### [What you are asked to do]
Set down the material below word for word, excluding the pictures.

══ Listed entries

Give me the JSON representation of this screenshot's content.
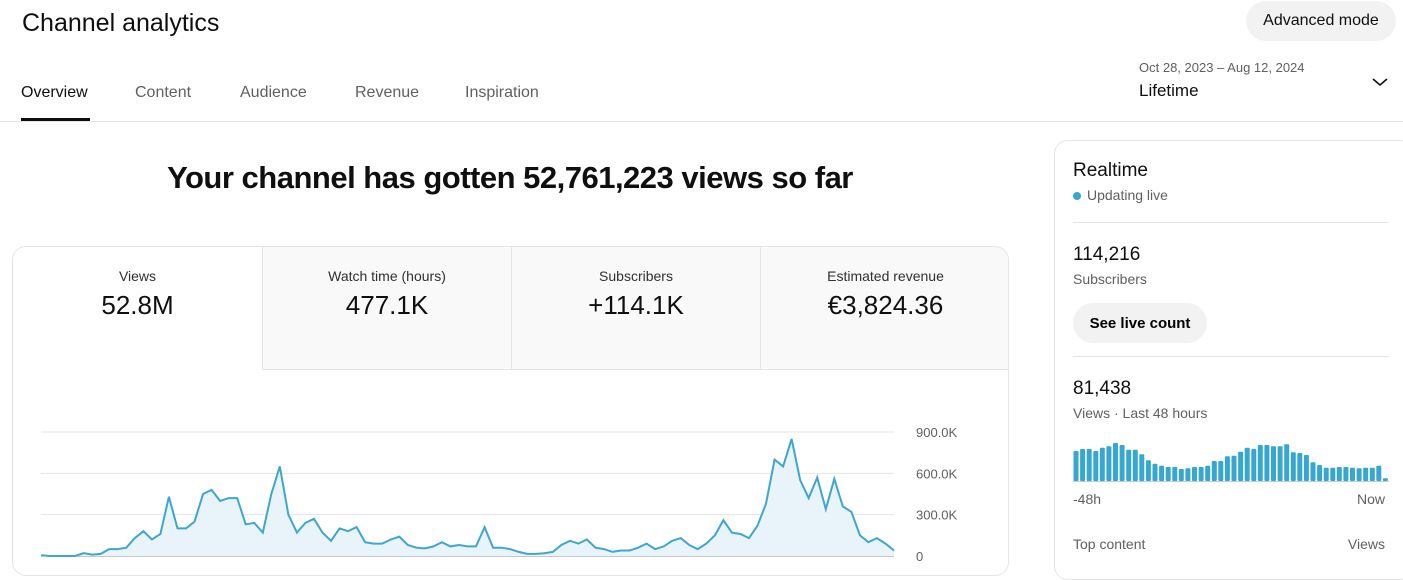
{
  "header": {
    "title": "Channel analytics",
    "advanced_mode": "Advanced mode",
    "tabs": [
      {
        "label": "Overview"
      },
      {
        "label": "Content"
      },
      {
        "label": "Audience"
      },
      {
        "label": "Revenue"
      },
      {
        "label": "Inspiration"
      }
    ],
    "date_range": "Oct 28, 2023 – Aug 12, 2024",
    "period": "Lifetime"
  },
  "main": {
    "headline": "Your channel has gotten 52,761,223 views so far",
    "metrics": [
      {
        "label": "Views",
        "value": "52.8M"
      },
      {
        "label": "Watch time (hours)",
        "value": "477.1K"
      },
      {
        "label": "Subscribers",
        "value": "+114.1K"
      },
      {
        "label": "Estimated revenue",
        "value": "€3,824.36"
      }
    ]
  },
  "chart_data": {
    "type": "area",
    "x_range": [
      "Oct 28, 2023",
      "Aug 12, 2024"
    ],
    "ylim": [
      0,
      900000
    ],
    "yticks": [
      "0",
      "300.0K",
      "600.0K",
      "900.0K"
    ],
    "grid": true,
    "color": "#3ea6cf",
    "values_k": [
      5,
      0,
      0,
      0,
      0,
      20,
      10,
      15,
      50,
      50,
      60,
      130,
      180,
      120,
      160,
      430,
      200,
      200,
      250,
      450,
      480,
      400,
      420,
      420,
      230,
      240,
      170,
      450,
      650,
      300,
      170,
      240,
      270,
      170,
      110,
      200,
      180,
      210,
      100,
      90,
      90,
      120,
      140,
      80,
      60,
      55,
      70,
      100,
      70,
      80,
      70,
      70,
      210,
      60,
      60,
      50,
      30,
      15,
      15,
      20,
      30,
      80,
      110,
      90,
      120,
      60,
      50,
      30,
      40,
      40,
      60,
      90,
      50,
      70,
      110,
      130,
      80,
      50,
      90,
      150,
      260,
      170,
      160,
      130,
      220,
      380,
      700,
      650,
      850,
      550,
      420,
      570,
      340,
      560,
      360,
      320,
      150,
      100,
      130,
      90,
      40
    ]
  },
  "realtime": {
    "title": "Realtime",
    "status": "Updating live",
    "subscribers": "114,216",
    "subscribers_label": "Subscribers",
    "see_live": "See live count",
    "views": "81,438",
    "views_label": "Views · Last 48 hours",
    "axis_start": "-48h",
    "axis_end": "Now",
    "top_content": "Top content",
    "top_content_col": "Views",
    "color": "#36a7d0",
    "hourly_relative": [
      90,
      96,
      96,
      90,
      100,
      104,
      114,
      108,
      94,
      94,
      80,
      62,
      52,
      46,
      42,
      42,
      36,
      38,
      42,
      42,
      46,
      60,
      60,
      74,
      76,
      88,
      100,
      96,
      108,
      108,
      104,
      104,
      110,
      86,
      84,
      78,
      56,
      48,
      40,
      40,
      42,
      42,
      40,
      38,
      40,
      40,
      46,
      8
    ]
  }
}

════

### [Answer for the task]
Give me the JSON representation of this screenshot's content.
{
  "header": {
    "title": "Channel analytics",
    "advanced_mode": "Advanced mode",
    "tabs": [
      {
        "label": "Overview"
      },
      {
        "label": "Content"
      },
      {
        "label": "Audience"
      },
      {
        "label": "Revenue"
      },
      {
        "label": "Inspiration"
      }
    ],
    "date_range": "Oct 28, 2023 – Aug 12, 2024",
    "period": "Lifetime"
  },
  "main": {
    "headline": "Your channel has gotten 52,761,223 views so far",
    "metrics": [
      {
        "label": "Views",
        "value": "52.8M"
      },
      {
        "label": "Watch time (hours)",
        "value": "477.1K"
      },
      {
        "label": "Subscribers",
        "value": "+114.1K"
      },
      {
        "label": "Estimated revenue",
        "value": "€3,824.36"
      }
    ]
  },
  "chart_data": {
    "type": "area",
    "x_range": [
      "Oct 28, 2023",
      "Aug 12, 2024"
    ],
    "ylim": [
      0,
      900000
    ],
    "yticks": [
      "0",
      "300.0K",
      "600.0K",
      "900.0K"
    ],
    "grid": true,
    "color": "#3ea6cf",
    "values_k": [
      5,
      0,
      0,
      0,
      0,
      20,
      10,
      15,
      50,
      50,
      60,
      130,
      180,
      120,
      160,
      430,
      200,
      200,
      250,
      450,
      480,
      400,
      420,
      420,
      230,
      240,
      170,
      450,
      650,
      300,
      170,
      240,
      270,
      170,
      110,
      200,
      180,
      210,
      100,
      90,
      90,
      120,
      140,
      80,
      60,
      55,
      70,
      100,
      70,
      80,
      70,
      70,
      210,
      60,
      60,
      50,
      30,
      15,
      15,
      20,
      30,
      80,
      110,
      90,
      120,
      60,
      50,
      30,
      40,
      40,
      60,
      90,
      50,
      70,
      110,
      130,
      80,
      50,
      90,
      150,
      260,
      170,
      160,
      130,
      220,
      380,
      700,
      650,
      850,
      550,
      420,
      570,
      340,
      560,
      360,
      320,
      150,
      100,
      130,
      90,
      40
    ]
  },
  "realtime": {
    "title": "Realtime",
    "status": "Updating live",
    "subscribers": "114,216",
    "subscribers_label": "Subscribers",
    "see_live": "See live count",
    "views": "81,438",
    "views_label": "Views · Last 48 hours",
    "axis_start": "-48h",
    "axis_end": "Now",
    "top_content": "Top content",
    "top_content_col": "Views",
    "color": "#36a7d0",
    "hourly_relative": [
      90,
      96,
      96,
      90,
      100,
      104,
      114,
      108,
      94,
      94,
      80,
      62,
      52,
      46,
      42,
      42,
      36,
      38,
      42,
      42,
      46,
      60,
      60,
      74,
      76,
      88,
      100,
      96,
      108,
      108,
      104,
      104,
      110,
      86,
      84,
      78,
      56,
      48,
      40,
      40,
      42,
      42,
      40,
      38,
      40,
      40,
      46,
      8
    ]
  }
}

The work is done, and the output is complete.